* Job *
Show all lines from the data that include the word "this".

A run of records
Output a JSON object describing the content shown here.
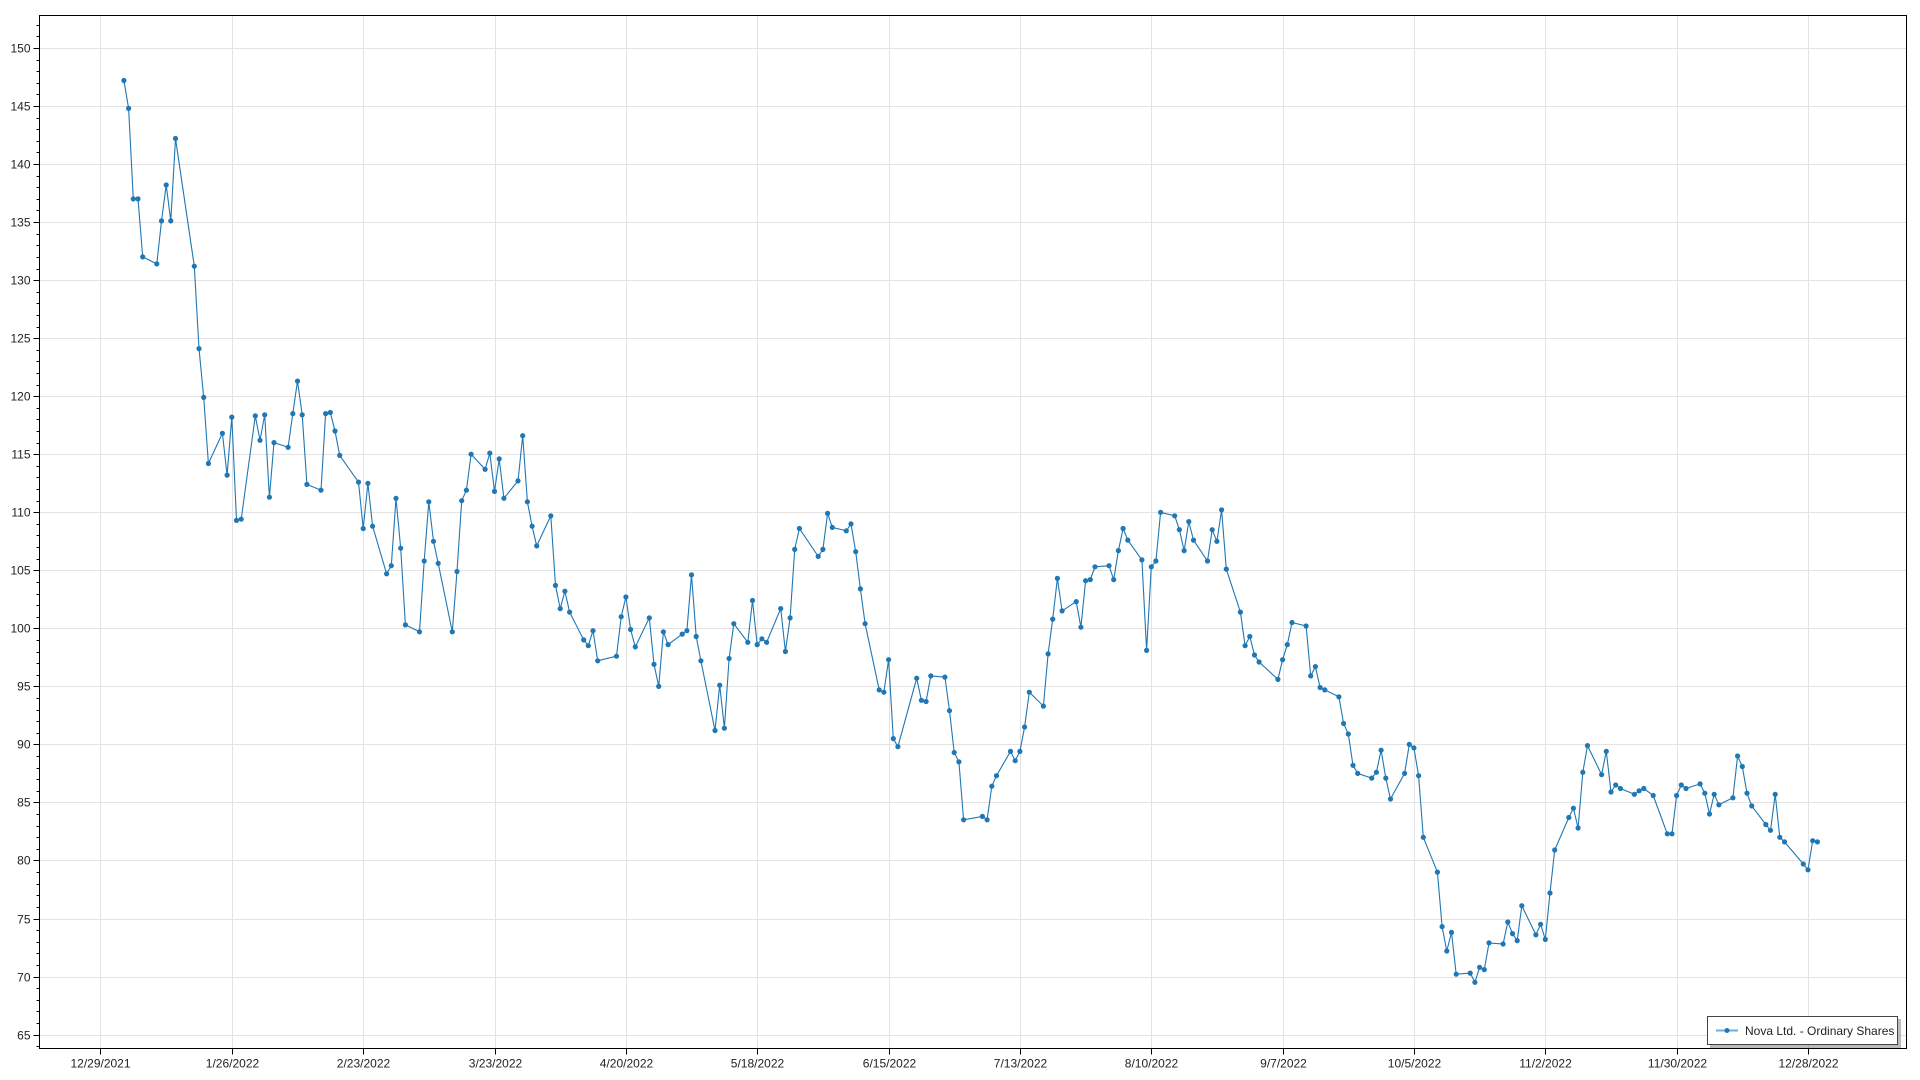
{
  "chart_data": {
    "type": "line",
    "title": "",
    "xlabel": "",
    "ylabel": "",
    "grid": true,
    "legend_position": "bottom-right",
    "ylim": [
      63.8,
      152.8
    ],
    "xlim": [
      "2021-12-16",
      "2023-01-18"
    ],
    "yticks": [
      65,
      70,
      75,
      80,
      85,
      90,
      95,
      100,
      105,
      110,
      115,
      120,
      125,
      130,
      135,
      140,
      145,
      150
    ],
    "xticks": [
      {
        "date": "2021-12-29",
        "label": "12/29/2021"
      },
      {
        "date": "2022-01-26",
        "label": "1/26/2022"
      },
      {
        "date": "2022-02-23",
        "label": "2/23/2022"
      },
      {
        "date": "2022-03-23",
        "label": "3/23/2022"
      },
      {
        "date": "2022-04-20",
        "label": "4/20/2022"
      },
      {
        "date": "2022-05-18",
        "label": "5/18/2022"
      },
      {
        "date": "2022-06-15",
        "label": "6/15/2022"
      },
      {
        "date": "2022-07-13",
        "label": "7/13/2022"
      },
      {
        "date": "2022-08-10",
        "label": "8/10/2022"
      },
      {
        "date": "2022-09-07",
        "label": "9/7/2022"
      },
      {
        "date": "2022-10-05",
        "label": "10/5/2022"
      },
      {
        "date": "2022-11-02",
        "label": "11/2/2022"
      },
      {
        "date": "2022-11-30",
        "label": "11/30/2022"
      },
      {
        "date": "2022-12-28",
        "label": "12/28/2022"
      }
    ],
    "colors": {
      "series": "#1f77b4",
      "grid": "#e3e3e3",
      "axis": "#000000"
    },
    "series": [
      {
        "name": "Nova Ltd. - Ordinary Shares",
        "x": [
          "2022-01-03",
          "2022-01-04",
          "2022-01-05",
          "2022-01-06",
          "2022-01-07",
          "2022-01-10",
          "2022-01-11",
          "2022-01-12",
          "2022-01-13",
          "2022-01-14",
          "2022-01-18",
          "2022-01-19",
          "2022-01-20",
          "2022-01-21",
          "2022-01-24",
          "2022-01-25",
          "2022-01-26",
          "2022-01-27",
          "2022-01-28",
          "2022-01-31",
          "2022-02-01",
          "2022-02-02",
          "2022-02-03",
          "2022-02-04",
          "2022-02-07",
          "2022-02-08",
          "2022-02-09",
          "2022-02-10",
          "2022-02-11",
          "2022-02-14",
          "2022-02-15",
          "2022-02-16",
          "2022-02-17",
          "2022-02-18",
          "2022-02-22",
          "2022-02-23",
          "2022-02-24",
          "2022-02-25",
          "2022-02-28",
          "2022-03-01",
          "2022-03-02",
          "2022-03-03",
          "2022-03-04",
          "2022-03-07",
          "2022-03-08",
          "2022-03-09",
          "2022-03-10",
          "2022-03-11",
          "2022-03-14",
          "2022-03-15",
          "2022-03-16",
          "2022-03-17",
          "2022-03-18",
          "2022-03-21",
          "2022-03-22",
          "2022-03-23",
          "2022-03-24",
          "2022-03-25",
          "2022-03-28",
          "2022-03-29",
          "2022-03-30",
          "2022-03-31",
          "2022-04-01",
          "2022-04-04",
          "2022-04-05",
          "2022-04-06",
          "2022-04-07",
          "2022-04-08",
          "2022-04-11",
          "2022-04-12",
          "2022-04-13",
          "2022-04-14",
          "2022-04-18",
          "2022-04-19",
          "2022-04-20",
          "2022-04-21",
          "2022-04-22",
          "2022-04-25",
          "2022-04-26",
          "2022-04-27",
          "2022-04-28",
          "2022-04-29",
          "2022-05-02",
          "2022-05-03",
          "2022-05-04",
          "2022-05-05",
          "2022-05-06",
          "2022-05-09",
          "2022-05-10",
          "2022-05-11",
          "2022-05-12",
          "2022-05-13",
          "2022-05-16",
          "2022-05-17",
          "2022-05-18",
          "2022-05-19",
          "2022-05-20",
          "2022-05-23",
          "2022-05-24",
          "2022-05-25",
          "2022-05-26",
          "2022-05-27",
          "2022-05-31",
          "2022-06-01",
          "2022-06-02",
          "2022-06-03",
          "2022-06-06",
          "2022-06-07",
          "2022-06-08",
          "2022-06-09",
          "2022-06-10",
          "2022-06-13",
          "2022-06-14",
          "2022-06-15",
          "2022-06-16",
          "2022-06-17",
          "2022-06-21",
          "2022-06-22",
          "2022-06-23",
          "2022-06-24",
          "2022-06-27",
          "2022-06-28",
          "2022-06-29",
          "2022-06-30",
          "2022-07-01",
          "2022-07-05",
          "2022-07-06",
          "2022-07-07",
          "2022-07-08",
          "2022-07-11",
          "2022-07-12",
          "2022-07-13",
          "2022-07-14",
          "2022-07-15",
          "2022-07-18",
          "2022-07-19",
          "2022-07-20",
          "2022-07-21",
          "2022-07-22",
          "2022-07-25",
          "2022-07-26",
          "2022-07-27",
          "2022-07-28",
          "2022-07-29",
          "2022-08-01",
          "2022-08-02",
          "2022-08-03",
          "2022-08-04",
          "2022-08-05",
          "2022-08-08",
          "2022-08-09",
          "2022-08-10",
          "2022-08-11",
          "2022-08-12",
          "2022-08-15",
          "2022-08-16",
          "2022-08-17",
          "2022-08-18",
          "2022-08-19",
          "2022-08-22",
          "2022-08-23",
          "2022-08-24",
          "2022-08-25",
          "2022-08-26",
          "2022-08-29",
          "2022-08-30",
          "2022-08-31",
          "2022-09-01",
          "2022-09-02",
          "2022-09-06",
          "2022-09-07",
          "2022-09-08",
          "2022-09-09",
          "2022-09-12",
          "2022-09-13",
          "2022-09-14",
          "2022-09-15",
          "2022-09-16",
          "2022-09-19",
          "2022-09-20",
          "2022-09-21",
          "2022-09-22",
          "2022-09-23",
          "2022-09-26",
          "2022-09-27",
          "2022-09-28",
          "2022-09-29",
          "2022-09-30",
          "2022-10-03",
          "2022-10-04",
          "2022-10-05",
          "2022-10-06",
          "2022-10-07",
          "2022-10-10",
          "2022-10-11",
          "2022-10-12",
          "2022-10-13",
          "2022-10-14",
          "2022-10-17",
          "2022-10-18",
          "2022-10-19",
          "2022-10-20",
          "2022-10-21",
          "2022-10-24",
          "2022-10-25",
          "2022-10-26",
          "2022-10-27",
          "2022-10-28",
          "2022-10-31",
          "2022-11-01",
          "2022-11-02",
          "2022-11-03",
          "2022-11-04",
          "2022-11-07",
          "2022-11-08",
          "2022-11-09",
          "2022-11-10",
          "2022-11-11",
          "2022-11-14",
          "2022-11-15",
          "2022-11-16",
          "2022-11-17",
          "2022-11-18",
          "2022-11-21",
          "2022-11-22",
          "2022-11-23",
          "2022-11-25",
          "2022-11-28",
          "2022-11-29",
          "2022-11-30",
          "2022-12-01",
          "2022-12-02",
          "2022-12-05",
          "2022-12-06",
          "2022-12-07",
          "2022-12-08",
          "2022-12-09",
          "2022-12-12",
          "2022-12-13",
          "2022-12-14",
          "2022-12-15",
          "2022-12-16",
          "2022-12-19",
          "2022-12-20",
          "2022-12-21",
          "2022-12-22",
          "2022-12-23",
          "2022-12-27",
          "2022-12-28",
          "2022-12-29",
          "2022-12-30"
        ],
        "y": [
          147.2,
          144.8,
          137,
          137,
          132,
          131.4,
          135.1,
          138.2,
          135.1,
          142.2,
          131.2,
          124.1,
          119.9,
          114.2,
          116.8,
          113.2,
          118.2,
          109.3,
          109.4,
          118.3,
          116.2,
          118.4,
          111.3,
          116,
          115.6,
          118.5,
          121.3,
          118.4,
          112.4,
          111.9,
          118.5,
          118.6,
          117,
          114.9,
          112.6,
          108.6,
          112.5,
          108.8,
          104.7,
          105.4,
          111.2,
          106.9,
          100.3,
          99.7,
          105.8,
          110.9,
          107.5,
          105.6,
          99.7,
          104.9,
          111,
          111.9,
          115,
          113.7,
          115.1,
          111.8,
          114.6,
          111.2,
          112.7,
          116.6,
          110.9,
          108.8,
          107.1,
          109.7,
          103.7,
          101.7,
          103.2,
          101.4,
          99,
          98.5,
          99.8,
          97.2,
          97.6,
          101,
          102.7,
          99.9,
          98.4,
          100.9,
          96.9,
          95,
          99.7,
          98.6,
          99.5,
          99.8,
          104.6,
          99.3,
          97.2,
          91.2,
          95.1,
          91.4,
          97.4,
          100.4,
          98.8,
          102.4,
          98.6,
          99.1,
          98.8,
          101.7,
          98,
          100.9,
          106.8,
          108.6,
          106.2,
          106.8,
          109.9,
          108.7,
          108.4,
          109,
          106.6,
          103.4,
          100.4,
          94.7,
          94.5,
          97.3,
          90.5,
          89.8,
          95.7,
          93.8,
          93.7,
          95.9,
          95.8,
          92.9,
          89.3,
          88.5,
          83.5,
          83.8,
          83.5,
          86.4,
          87.3,
          89.4,
          88.6,
          89.4,
          91.5,
          94.5,
          93.3,
          97.8,
          100.8,
          104.3,
          101.5,
          102.3,
          100.1,
          104.1,
          104.2,
          105.3,
          105.4,
          104.2,
          106.7,
          108.6,
          107.6,
          105.9,
          98.1,
          105.3,
          105.8,
          110,
          109.7,
          108.5,
          106.7,
          109.2,
          107.6,
          105.8,
          108.5,
          107.5,
          110.2,
          105.1,
          101.4,
          98.5,
          99.3,
          97.7,
          97.1,
          95.6,
          97.3,
          98.6,
          100.5,
          100.2,
          95.9,
          96.7,
          94.9,
          94.7,
          94.1,
          91.8,
          90.9,
          88.2,
          87.5,
          87.1,
          87.6,
          89.5,
          87.1,
          85.3,
          87.5,
          90,
          89.7,
          87.3,
          82,
          79,
          74.3,
          72.2,
          73.8,
          70.2,
          70.3,
          69.5,
          70.8,
          70.6,
          72.9,
          72.8,
          74.7,
          73.7,
          73.1,
          76.1,
          73.6,
          74.5,
          73.2,
          77.2,
          80.9,
          83.7,
          84.5,
          82.8,
          87.6,
          89.9,
          87.4,
          89.4,
          85.9,
          86.5,
          86.2,
          85.7,
          86,
          86.2,
          85.6,
          82.3,
          82.3,
          85.6,
          86.5,
          86.2,
          86.6,
          85.8,
          84,
          85.7,
          84.8,
          85.4,
          89,
          88.1,
          85.8,
          84.7,
          83.1,
          82.6,
          85.7,
          82,
          81.6,
          79.7,
          79.2,
          81.7,
          81.6
        ]
      }
    ]
  }
}
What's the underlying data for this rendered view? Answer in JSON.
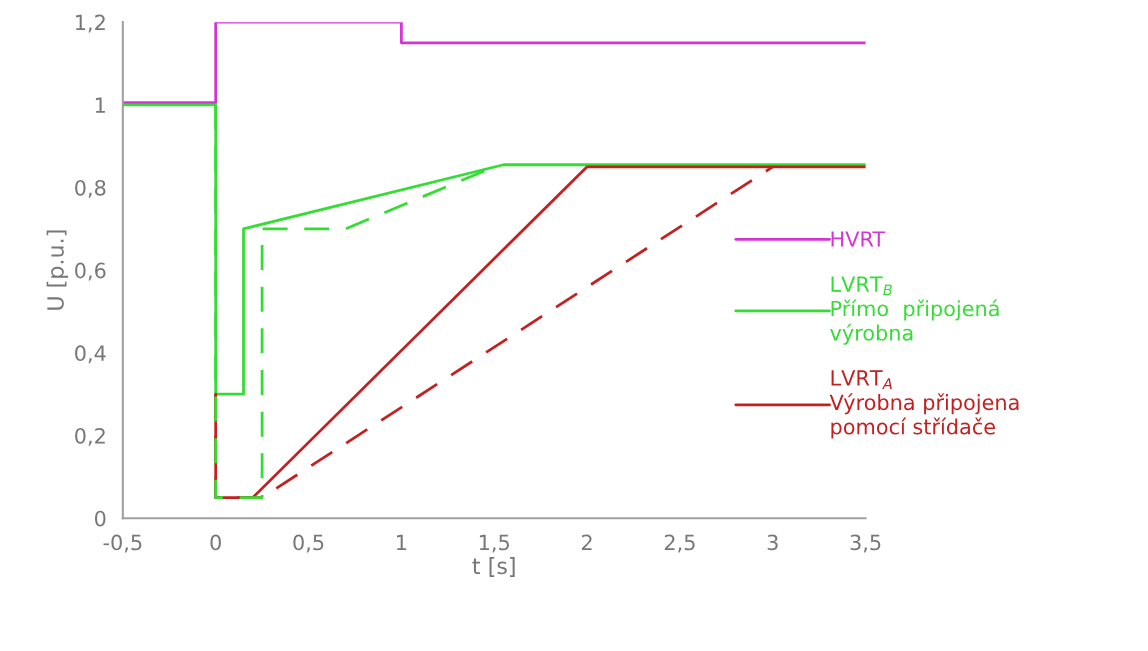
{
  "chart_data": {
    "type": "line",
    "xlabel": "t [s]",
    "ylabel": "U [p.u.]",
    "xlim": [
      -0.5,
      3.5
    ],
    "ylim": [
      0,
      1.2
    ],
    "xticks": [
      {
        "value": -0.5,
        "label": "-0,5"
      },
      0,
      {
        "value": 0.5,
        "label": "0,5"
      },
      1,
      {
        "value": 1.5,
        "label": "1,5"
      },
      2,
      {
        "value": 2.5,
        "label": "2,5"
      },
      3,
      {
        "value": 3.5,
        "label": "3,5"
      }
    ],
    "yticks": [
      0,
      {
        "value": 0.2,
        "label": "0,2"
      },
      {
        "value": 0.4,
        "label": "0,4"
      },
      {
        "value": 0.6,
        "label": "0,6"
      },
      {
        "value": 0.8,
        "label": "0,8"
      },
      1,
      {
        "value": 1.2,
        "label": "1,2"
      }
    ],
    "grid": false,
    "legend": "right",
    "marker": "none",
    "series": [
      {
        "name": "HVRT",
        "color": "#d633d6",
        "line_style": "solid",
        "x": [
          -0.5,
          0,
          0,
          1,
          1,
          3.5
        ],
        "values": [
          1.005,
          1.005,
          1.2,
          1.2,
          1.15,
          1.15
        ]
      },
      {
        "name": "LVRT$_{B}$\nPřímo  připojená\nvýrobna",
        "color": "#33dd33",
        "line_style": "solid",
        "x": [
          -0.5,
          0,
          0,
          0.15,
          0.15,
          1.55,
          3.5
        ],
        "values": [
          1,
          1,
          0.3,
          0.3,
          0.7,
          0.855,
          0.855
        ]
      },
      {
        "color": "#33dd33",
        "line_style": "dashed",
        "x": [
          0,
          0,
          0.25,
          0.25,
          0.7,
          1.5
        ],
        "values": [
          1,
          0.05,
          0.05,
          0.7,
          0.7,
          0.85
        ]
      },
      {
        "name": "LVRT$_{A}$\nVýrobna připojena\npomocí střídače",
        "color": "#c42020",
        "line_style": "solid",
        "x": [
          0,
          0,
          0.2,
          2,
          3.5
        ],
        "values": [
          0.3,
          0.05,
          0.05,
          0.85,
          0.85
        ]
      },
      {
        "color": "#c42020",
        "line_style": "dashed",
        "x": [
          0,
          0,
          0.25,
          3
        ],
        "values": [
          0.3,
          0.05,
          0.05,
          0.85
        ]
      }
    ]
  }
}
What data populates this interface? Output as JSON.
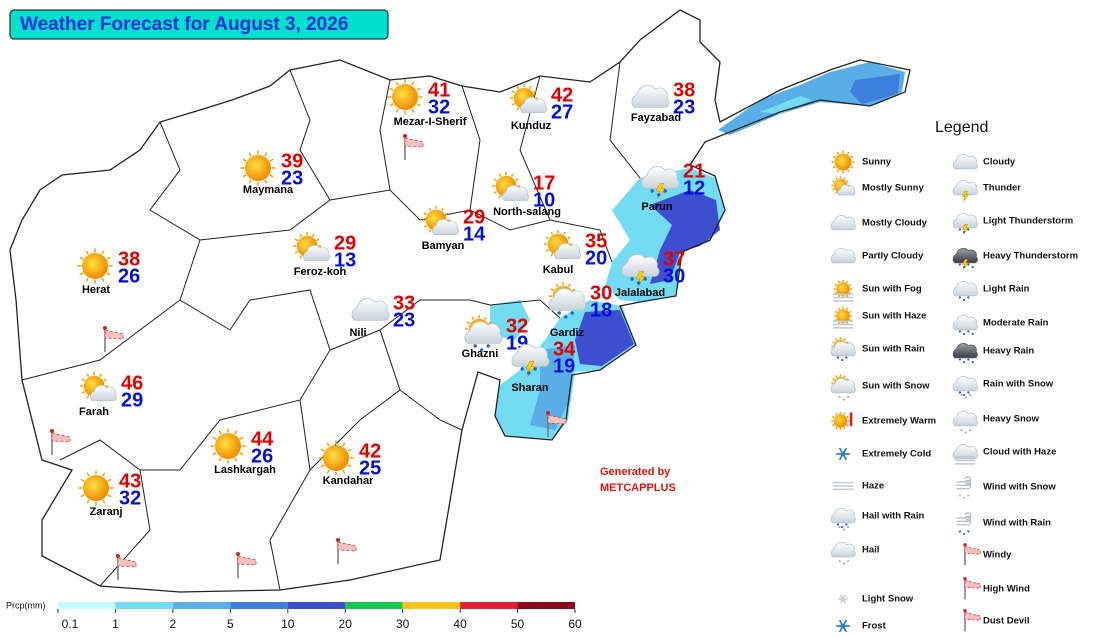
{
  "title": "Weather Forecast for August 3, 2026",
  "cities": [
    {
      "name": "Mezar-I-Sherif",
      "high": 41,
      "low": 32,
      "icon": "Sunny"
    },
    {
      "name": "Kunduz",
      "high": 42,
      "low": 27,
      "icon": "Mostly Sunny"
    },
    {
      "name": "Fayzabad",
      "high": 38,
      "low": 23,
      "icon": "Partly Cloudy"
    },
    {
      "name": "Maymana",
      "high": 39,
      "low": 23,
      "icon": "Sunny"
    },
    {
      "name": "North-salang",
      "high": 17,
      "low": 10,
      "icon": "Mostly Sunny"
    },
    {
      "name": "Parun",
      "high": 21,
      "low": 12,
      "icon": "Light Thunderstorm"
    },
    {
      "name": "Herat",
      "high": 38,
      "low": 26,
      "icon": "Sunny"
    },
    {
      "name": "Feroz-koh",
      "high": 29,
      "low": 13,
      "icon": "Mostly Sunny"
    },
    {
      "name": "Bamyan",
      "high": 29,
      "low": 14,
      "icon": "Mostly Sunny"
    },
    {
      "name": "Kabul",
      "high": 35,
      "low": 20,
      "icon": "Mostly Sunny"
    },
    {
      "name": "Jalalabad",
      "high": 37,
      "low": 30,
      "icon": "Light Thunderstorm"
    },
    {
      "name": "Nili",
      "high": 33,
      "low": 23,
      "icon": "Partly Cloudy"
    },
    {
      "name": "Gardiz",
      "high": 30,
      "low": 18,
      "icon": "Sun with Rain"
    },
    {
      "name": "Ghazni",
      "high": 32,
      "low": 19,
      "icon": "Sun with Rain"
    },
    {
      "name": "Sharan",
      "high": 34,
      "low": 19,
      "icon": "Light Thunderstorm"
    },
    {
      "name": "Farah",
      "high": 46,
      "low": 29,
      "icon": "Mostly Sunny"
    },
    {
      "name": "Lashkargah",
      "high": 44,
      "low": 26,
      "icon": "Sunny"
    },
    {
      "name": "Kandahar",
      "high": 42,
      "low": 25,
      "icon": "Sunny"
    },
    {
      "name": "Zaranj",
      "high": 43,
      "low": 32,
      "icon": "Sunny"
    }
  ],
  "legend": {
    "title": "Legend",
    "items": [
      "Sunny",
      "Mostly Sunny",
      "Mostly Cloudy",
      "Partly Cloudy",
      "Sun with Fog",
      "Sun with Haze",
      "Sun with Rain",
      "Sun with Snow",
      "Extremely Warm",
      "Extremely Cold",
      "Haze",
      "Hail with Rain",
      "Hail",
      "Light Snow",
      "Frost",
      "Cloudy",
      "Thunder",
      "Light Thunderstorm",
      "Heavy Thunderstorm",
      "Light Rain",
      "Moderate Rain",
      "Heavy Rain",
      "Rain with Snow",
      "Heavy Snow",
      "Cloud with Haze",
      "Wind with Snow",
      "Wind with Rain",
      "Windy",
      "High Wind",
      "Dust Devil"
    ]
  },
  "credit": [
    "Generated by",
    "METCAPPLUS"
  ],
  "scale": {
    "title": "Prcp(mm)",
    "ticks": [
      0.1,
      1,
      2,
      5,
      10,
      20,
      30,
      40,
      50,
      60
    ],
    "colors": [
      "#c4fbff",
      "#74dcf2",
      "#5aaee8",
      "#3c80dc",
      "#3c4fd0",
      "#16c850",
      "#ffc417",
      "#e61e32",
      "#8a0a1c"
    ]
  }
}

* Solution *
What's the underlying data for this rendered view? Answer in JSON.
What data populates this interface? Output as JSON.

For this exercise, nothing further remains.